(Data entries)
------------------------

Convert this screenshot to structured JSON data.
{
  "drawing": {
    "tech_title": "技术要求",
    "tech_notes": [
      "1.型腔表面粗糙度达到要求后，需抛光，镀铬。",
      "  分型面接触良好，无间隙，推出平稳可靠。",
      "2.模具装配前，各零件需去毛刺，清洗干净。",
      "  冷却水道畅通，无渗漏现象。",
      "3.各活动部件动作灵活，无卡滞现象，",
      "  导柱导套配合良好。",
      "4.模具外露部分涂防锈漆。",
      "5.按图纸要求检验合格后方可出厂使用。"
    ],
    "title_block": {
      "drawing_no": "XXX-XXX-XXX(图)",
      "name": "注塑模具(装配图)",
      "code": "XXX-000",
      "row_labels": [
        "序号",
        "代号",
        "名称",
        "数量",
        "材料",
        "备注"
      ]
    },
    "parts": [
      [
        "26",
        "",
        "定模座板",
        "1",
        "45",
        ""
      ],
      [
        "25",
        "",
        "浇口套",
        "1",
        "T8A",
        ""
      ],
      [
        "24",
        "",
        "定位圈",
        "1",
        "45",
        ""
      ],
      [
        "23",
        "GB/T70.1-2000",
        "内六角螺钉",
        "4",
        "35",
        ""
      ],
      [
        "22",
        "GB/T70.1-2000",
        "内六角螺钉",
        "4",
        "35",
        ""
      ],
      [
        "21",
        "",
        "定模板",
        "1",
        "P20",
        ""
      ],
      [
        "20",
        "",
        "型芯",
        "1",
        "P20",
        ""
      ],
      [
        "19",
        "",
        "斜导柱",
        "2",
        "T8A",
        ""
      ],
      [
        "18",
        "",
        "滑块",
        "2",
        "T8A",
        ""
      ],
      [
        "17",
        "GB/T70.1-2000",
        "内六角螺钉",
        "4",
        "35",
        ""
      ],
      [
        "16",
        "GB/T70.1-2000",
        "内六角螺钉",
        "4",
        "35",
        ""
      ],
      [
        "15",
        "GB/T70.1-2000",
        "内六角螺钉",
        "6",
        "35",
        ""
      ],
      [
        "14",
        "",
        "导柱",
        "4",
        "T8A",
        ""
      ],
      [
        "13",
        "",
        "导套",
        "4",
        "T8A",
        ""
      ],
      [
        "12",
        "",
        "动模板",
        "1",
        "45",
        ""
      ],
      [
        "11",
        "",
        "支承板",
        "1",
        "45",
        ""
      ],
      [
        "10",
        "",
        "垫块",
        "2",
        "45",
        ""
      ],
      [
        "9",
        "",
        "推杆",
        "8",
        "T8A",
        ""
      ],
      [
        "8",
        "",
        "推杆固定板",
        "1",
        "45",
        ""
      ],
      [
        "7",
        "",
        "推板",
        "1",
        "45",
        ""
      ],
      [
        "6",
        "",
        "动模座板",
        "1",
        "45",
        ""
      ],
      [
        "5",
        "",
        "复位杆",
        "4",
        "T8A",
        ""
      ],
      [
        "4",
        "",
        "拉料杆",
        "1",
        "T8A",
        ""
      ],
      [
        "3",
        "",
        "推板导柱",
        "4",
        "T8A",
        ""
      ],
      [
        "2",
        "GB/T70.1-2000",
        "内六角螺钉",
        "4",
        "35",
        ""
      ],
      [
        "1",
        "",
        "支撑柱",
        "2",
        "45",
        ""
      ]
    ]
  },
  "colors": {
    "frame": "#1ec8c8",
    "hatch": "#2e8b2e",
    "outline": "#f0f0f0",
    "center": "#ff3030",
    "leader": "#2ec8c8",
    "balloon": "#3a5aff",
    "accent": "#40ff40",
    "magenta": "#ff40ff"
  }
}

------------------------

▶ Goal
The records above should all be quoted exactly, please.

▶ Worked solution
Convert this screenshot to structured JSON data.
{
  "drawing": {
    "tech_title": "技术要求",
    "tech_notes": [
      "1.型腔表面粗糙度达到要求后，需抛光，镀铬。",
      "  分型面接触良好，无间隙，推出平稳可靠。",
      "2.模具装配前，各零件需去毛刺，清洗干净。",
      "  冷却水道畅通，无渗漏现象。",
      "3.各活动部件动作灵活，无卡滞现象，",
      "  导柱导套配合良好。",
      "4.模具外露部分涂防锈漆。",
      "5.按图纸要求检验合格后方可出厂使用。"
    ],
    "title_block": {
      "drawing_no": "XXX-XXX-XXX(图)",
      "name": "注塑模具(装配图)",
      "code": "XXX-000",
      "row_labels": [
        "序号",
        "代号",
        "名称",
        "数量",
        "材料",
        "备注"
      ]
    },
    "parts": [
      [
        "26",
        "",
        "定模座板",
        "1",
        "45",
        ""
      ],
      [
        "25",
        "",
        "浇口套",
        "1",
        "T8A",
        ""
      ],
      [
        "24",
        "",
        "定位圈",
        "1",
        "45",
        ""
      ],
      [
        "23",
        "GB/T70.1-2000",
        "内六角螺钉",
        "4",
        "35",
        ""
      ],
      [
        "22",
        "GB/T70.1-2000",
        "内六角螺钉",
        "4",
        "35",
        ""
      ],
      [
        "21",
        "",
        "定模板",
        "1",
        "P20",
        ""
      ],
      [
        "20",
        "",
        "型芯",
        "1",
        "P20",
        ""
      ],
      [
        "19",
        "",
        "斜导柱",
        "2",
        "T8A",
        ""
      ],
      [
        "18",
        "",
        "滑块",
        "2",
        "T8A",
        ""
      ],
      [
        "17",
        "GB/T70.1-2000",
        "内六角螺钉",
        "4",
        "35",
        ""
      ],
      [
        "16",
        "GB/T70.1-2000",
        "内六角螺钉",
        "4",
        "35",
        ""
      ],
      [
        "15",
        "GB/T70.1-2000",
        "内六角螺钉",
        "6",
        "35",
        ""
      ],
      [
        "14",
        "",
        "导柱",
        "4",
        "T8A",
        ""
      ],
      [
        "13",
        "",
        "导套",
        "4",
        "T8A",
        ""
      ],
      [
        "12",
        "",
        "动模板",
        "1",
        "45",
        ""
      ],
      [
        "11",
        "",
        "支承板",
        "1",
        "45",
        ""
      ],
      [
        "10",
        "",
        "垫块",
        "2",
        "45",
        ""
      ],
      [
        "9",
        "",
        "推杆",
        "8",
        "T8A",
        ""
      ],
      [
        "8",
        "",
        "推杆固定板",
        "1",
        "45",
        ""
      ],
      [
        "7",
        "",
        "推板",
        "1",
        "45",
        ""
      ],
      [
        "6",
        "",
        "动模座板",
        "1",
        "45",
        ""
      ],
      [
        "5",
        "",
        "复位杆",
        "4",
        "T8A",
        ""
      ],
      [
        "4",
        "",
        "拉料杆",
        "1",
        "T8A",
        ""
      ],
      [
        "3",
        "",
        "推板导柱",
        "4",
        "T8A",
        ""
      ],
      [
        "2",
        "GB/T70.1-2000",
        "内六角螺钉",
        "4",
        "35",
        ""
      ],
      [
        "1",
        "",
        "支撑柱",
        "2",
        "45",
        ""
      ]
    ]
  },
  "colors": {
    "frame": "#1ec8c8",
    "hatch": "#2e8b2e",
    "outline": "#f0f0f0",
    "center": "#ff3030",
    "leader": "#2ec8c8",
    "balloon": "#3a5aff",
    "accent": "#40ff40",
    "magenta": "#ff40ff"
  }
}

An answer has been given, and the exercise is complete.